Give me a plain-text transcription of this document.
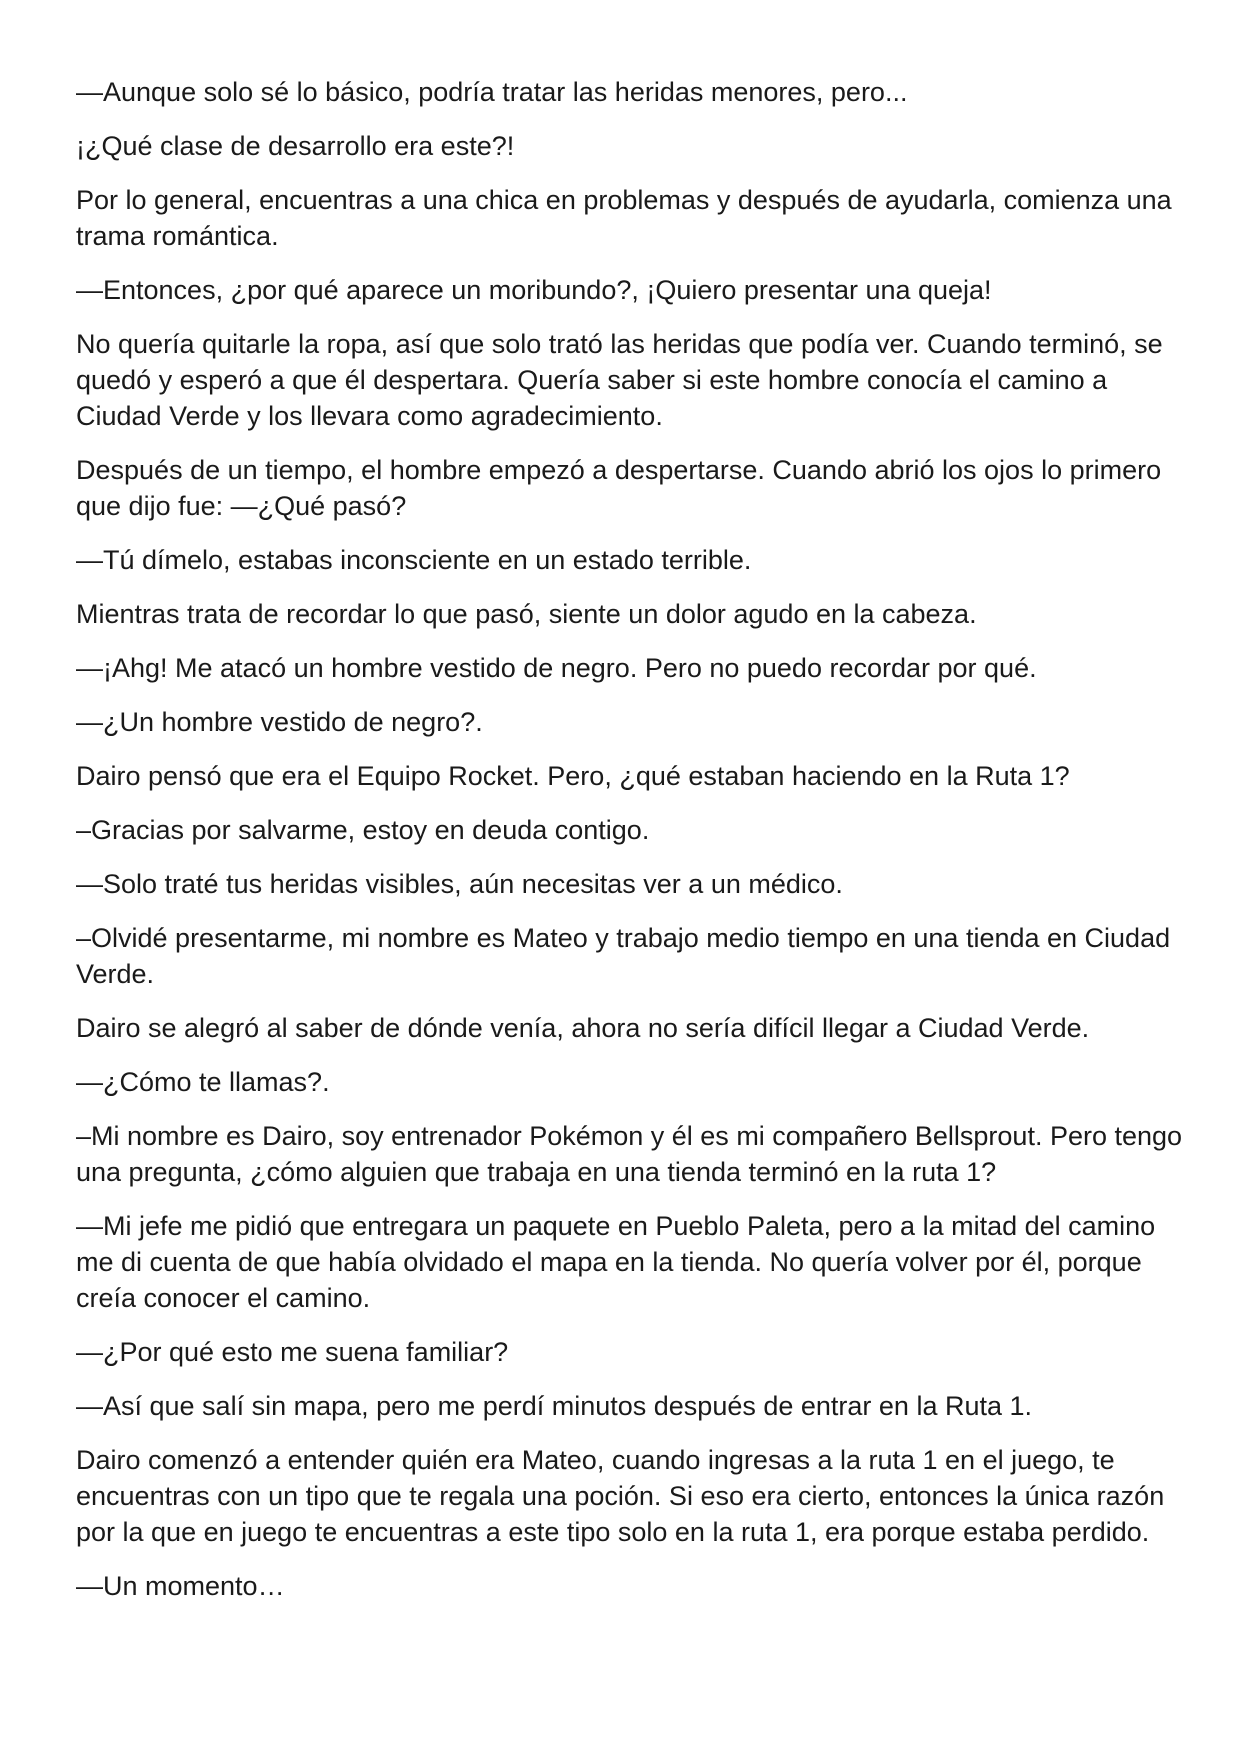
—Aunque solo sé lo básico, podría tratar las heridas menores, pero...

¡¿Qué clase de desarrollo era este?!

Por lo general, encuentras a una chica en problemas y después de ayudarla, comienza una trama romántica.

—Entonces, ¿por qué aparece un moribundo?, ¡Quiero presentar una queja!

No quería quitarle la ropa, así que solo trató las heridas que podía ver. Cuando terminó, se quedó y esperó a que él despertara. Quería saber si este hombre conocía el camino a Ciudad Verde y los llevara como agradecimiento.

Después de un tiempo, el hombre empezó a despertarse. Cuando abrió los ojos lo primero que dijo fue: —¿Qué pasó?

—Tú dímelo, estabas inconsciente en un estado terrible.

Mientras trata de recordar lo que pasó, siente un dolor agudo en la cabeza.

—¡Ahg! Me atacó un hombre vestido de negro. Pero no puedo recordar por qué.

—¿Un hombre vestido de negro?.

Dairo pensó que era el Equipo Rocket. Pero, ¿qué estaban haciendo en la Ruta 1?

–Gracias por salvarme, estoy en deuda contigo.

—Solo traté tus heridas visibles, aún necesitas ver a un médico.

–Olvidé presentarme, mi nombre es Mateo y trabajo medio tiempo en una tienda en Ciudad Verde.

Dairo se alegró al saber de dónde venía, ahora no sería difícil llegar a Ciudad Verde.

—¿Cómo te llamas?.

–Mi nombre es Dairo, soy entrenador Pokémon y él es mi compañero Bellsprout. Pero tengo una pregunta, ¿cómo alguien que trabaja en una tienda terminó en la ruta 1?

—Mi jefe me pidió que entregara un paquete en Pueblo Paleta, pero a la mitad del camino me di cuenta de que había olvidado el mapa en la tienda. No quería volver por él, porque creía conocer el camino.

—¿Por qué esto me suena familiar?

—Así que salí sin mapa, pero me perdí minutos después de entrar en la Ruta 1.

Dairo comenzó a entender quién era Mateo, cuando ingresas a la ruta 1 en el juego, te encuentras con un tipo que te regala una poción. Si eso era cierto, entonces la única razón por la que en juego te encuentras a este tipo solo en la ruta 1, era porque estaba perdido.

—Un momento…
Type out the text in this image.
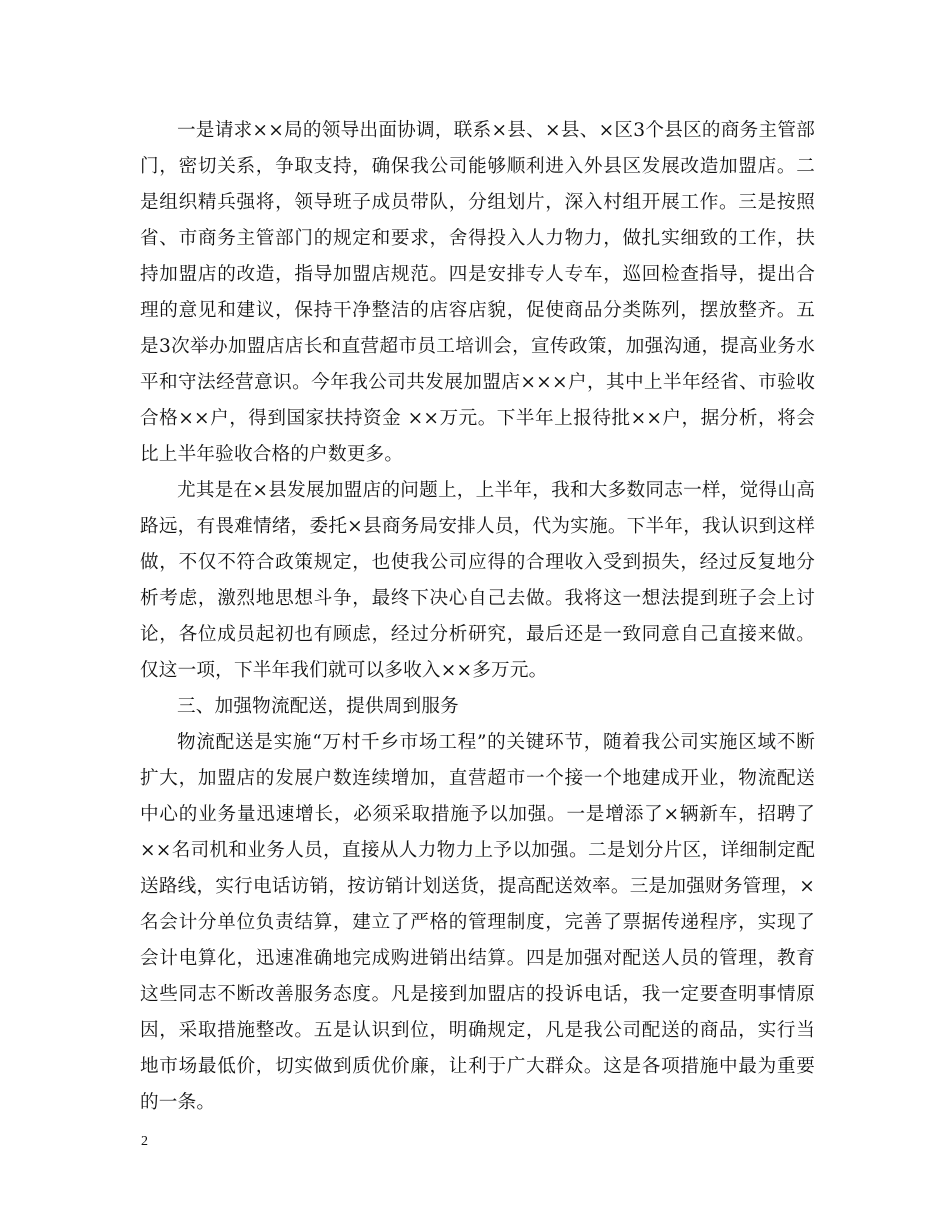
一是请求××局的领导出面协调，联系×县、×县、×区3个县区的商务主管部门，密切关系，争取支持，确保我公司能够顺利进入外县区发展改造加盟店。二是组织精兵强将，领导班子成员带队，分组划片，深入村组开展工作。三是按照省、市商务主管部门的规定和要求，舍得投入人力物力，做扎实细致的工作，扶持加盟店的改造，指导加盟店规范。四是安排专人专车，巡回检查指导，提出合理的意见和建议，保持干净整洁的店容店貌，促使商品分类陈列，摆放整齐。五是3次举办加盟店店长和直营超市员工培训会，宣传政策，加强沟通，提高业务水平和守法经营意识。今年我公司共发展加盟店×××户，其中上半年经省、市验收合格××户，得到国家扶持资金 ××万元。下半年上报待批××户，据分析，将会比上半年验收合格的户数更多。

尤其是在×县发展加盟店的问题上，上半年，我和大多数同志一样，觉得山高路远，有畏难情绪，委托×县商务局安排人员，代为实施。下半年，我认识到这样做，不仅不符合政策规定，也使我公司应得的合理收入受到损失，经过反复地分析考虑，激烈地思想斗争，最终下决心自己去做。我将这一想法提到班子会上讨论，各位成员起初也有顾虑，经过分析研究，最后还是一致同意自己直接来做。仅这一项，下半年我们就可以多收入××多万元。

三、加强物流配送，提供周到服务

物流配送是实施“万村千乡市场工程”的关键环节，随着我公司实施区域不断扩大，加盟店的发展户数连续增加，直营超市一个接一个地建成开业，物流配送中心的业务量迅速增长，必须采取措施予以加强。一是增添了×辆新车，招聘了××名司机和业务人员，直接从人力物力上予以加强。二是划分片区，详细制定配送路线，实行电话访销，按访销计划送货，提高配送效率。三是加强财务管理，×名会计分单位负责结算，建立了严格的管理制度，完善了票据传递程序，实现了会计电算化，迅速准确地完成购进销出结算。四是加强对配送人员的管理，教育这些同志不断改善服务态度。凡是接到加盟店的投诉电话，我一定要查明事情原因，采取措施整改。五是认识到位，明确规定，凡是我公司配送的商品，实行当地市场最低价，切实做到质优价廉，让利于广大群众。这是各项措施中最为重要的一条。

2
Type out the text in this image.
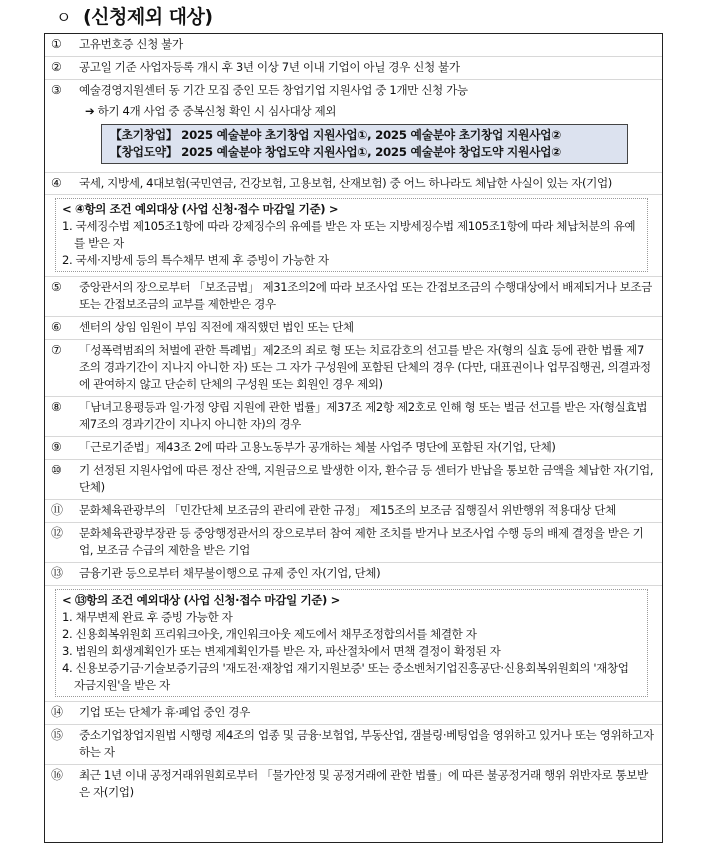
ㅇ (신청제외 대상)
①	고유번호증 신청 불가
②	공고일 기준 사업자등록 개시 후 3년 이상 7년 이내 기업이 아닐 경우 신청 불가
③	예술경영지원센터 동 기간 모집 중인 모든 창업기업 지원사업 중 1개만 신청 가능
➔ 하기 4개 사업 중 중복신청 확인 시 심사대상 제외
【초기창업】 2025 예술분야 초기창업 지원사업①, 2025 예술분야 초기창업 지원사업②
【창업도약】 2025 예술분야 창업도약 지원사업①, 2025 예술분야 창업도약 지원사업②
④	국세, 지방세, 4대보험(국민연금, 건강보험, 고용보험, 산재보험) 중 어느 하나라도 체납한 사실이 있는 자(기업)
< ④항의 조건 예외대상 (사업 신청·접수 마감일 기준) >
1. 국세징수법 제105조1항에 따라 강제징수의 유예를 받은 자 또는 지방세징수법 제105조1항에 따라 체납처분의 유예를 받은 자
2. 국세·지방세 등의 특수채무 변제 후 증빙이 가능한 자
⑤	중앙관서의 장으로부터 「보조금법」 제31조의2에 따라 보조사업 또는 간접보조금의 수행대상에서 배제되거나 보조금 또는 간접보조금의 교부를 제한받은 경우
⑥	센터의 상임 임원이 부임 직전에 재직했던 법인 또는 단체
⑦	「성폭력범죄의 처벌에 관한 특례법」제2조의 죄로 형 또는 치료감호의 선고를 받은 자(형의 실효 등에 관한 법률 제7조의 경과기간이 지나지 아니한 자) 또는 그 자가 구성원에 포함된 단체의 경우 (다만, 대표권이나 업무집행권, 의결과정에 관여하지 않고 단순히 단체의 구성원 또는 회원인 경우 제외)
⑧	「남녀고용평등과 일·가정 양립 지원에 관한 법률」제37조 제2항 제2호로 인해 형 또는 벌금 선고를 받은 자(형실효법 제7조의 경과기간이 지나지 아니한 자)의 경우
⑨	「근로기준법」제43조 2에 따라 고용노동부가 공개하는 체불 사업주 명단에 포함된 자(기업, 단체)
⑩	기 선정된 지원사업에 따른 정산 잔액, 지원금으로 발생한 이자, 환수금 등 센터가 반납을 통보한 금액을 체납한 자(기업, 단체)
⑪	문화체육관광부의 「민간단체 보조금의 관리에 관한 규정」 제15조의 보조금 집행질서 위반행위 적용대상 단체
⑫	문화체육관광부장관 등 중앙행정관서의 장으로부터 참여 제한 조치를 받거나 보조사업 수행 등의 배제 결정을 받은 기업, 보조금 수급의 제한을 받은 기업
⑬	금융기관 등으로부터 채무불이행으로 규제 중인 자(기업, 단체)
< ⑬항의 조건 예외대상 (사업 신청·접수 마감일 기준) >
1. 채무변제 완료 후 증빙 가능한 자
2. 신용회복위원회 프리워크아웃, 개인워크아웃 제도에서 채무조정합의서를 체결한 자
3. 법원의 회생계획인가 또는 변제계획인가를 받은 자, 파산절차에서 면책 결정이 확정된 자
4. 신용보증기금·기술보증기금의 '재도전·재창업 재기지원보증' 또는 중소벤처기업진흥공단·신용회복위원회의 '재창업 자금지원'을 받은 자
⑭	기업 또는 단체가 휴·폐업 중인 경우
⑮	중소기업창업지원법 시행령 제4조의 업종 및 금융·보험업, 부동산업, 갬블링·베팅업을 영위하고 있거나 또는 영위하고자 하는 자
⑯	최근 1년 이내 공정거래위원회로부터 「물가안정 및 공정거래에 관한 법률」에 따른 불공정거래 행위 위반자로 통보받은 자(기업)
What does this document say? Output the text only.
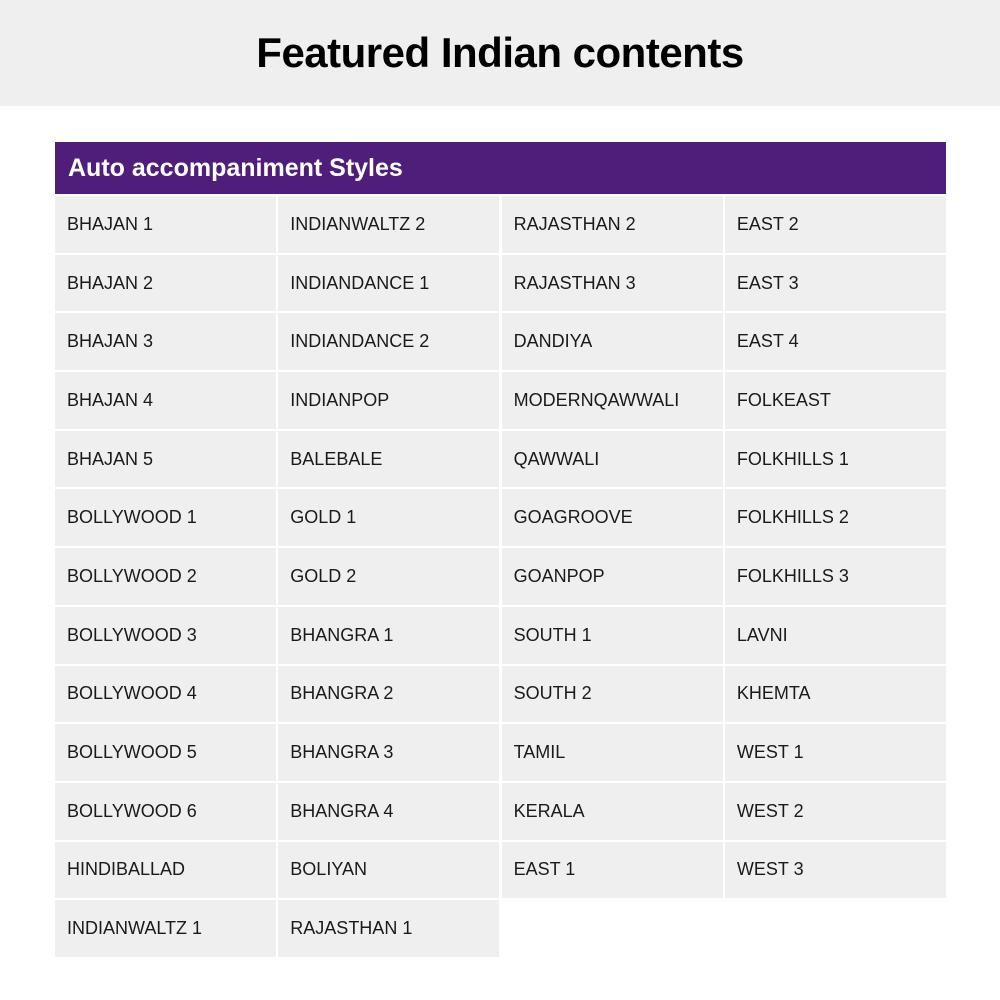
Featured Indian contents
Auto accompaniment Styles
BHAJAN 1	INDIANWALTZ 2	RAJASTHAN 2	EAST 2
BHAJAN 2	INDIANDANCE 1	RAJASTHAN 3	EAST 3
BHAJAN 3	INDIANDANCE 2	DANDIYA	EAST 4
BHAJAN 4	INDIANPOP	MODERNQAWWALI	FOLKEAST
BHAJAN 5	BALEBALE	QAWWALI	FOLKHILLS 1
BOLLYWOOD 1	GOLD 1	GOAGROOVE	FOLKHILLS 2
BOLLYWOOD 2	GOLD 2	GOANPOP	FOLKHILLS 3
BOLLYWOOD 3	BHANGRA 1	SOUTH 1	LAVNI
BOLLYWOOD 4	BHANGRA 2	SOUTH 2	KHEMTA
BOLLYWOOD 5	BHANGRA 3	TAMIL	WEST 1
BOLLYWOOD 6	BHANGRA 4	KERALA	WEST 2
HINDIBALLAD	BOLIYAN	EAST 1	WEST 3
INDIANWALTZ 1	RAJASTHAN 1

▶ **Written task**
Say how many lines in the records hold "예외대상", with the number as the whole reply.

▶ **Complete answer**
2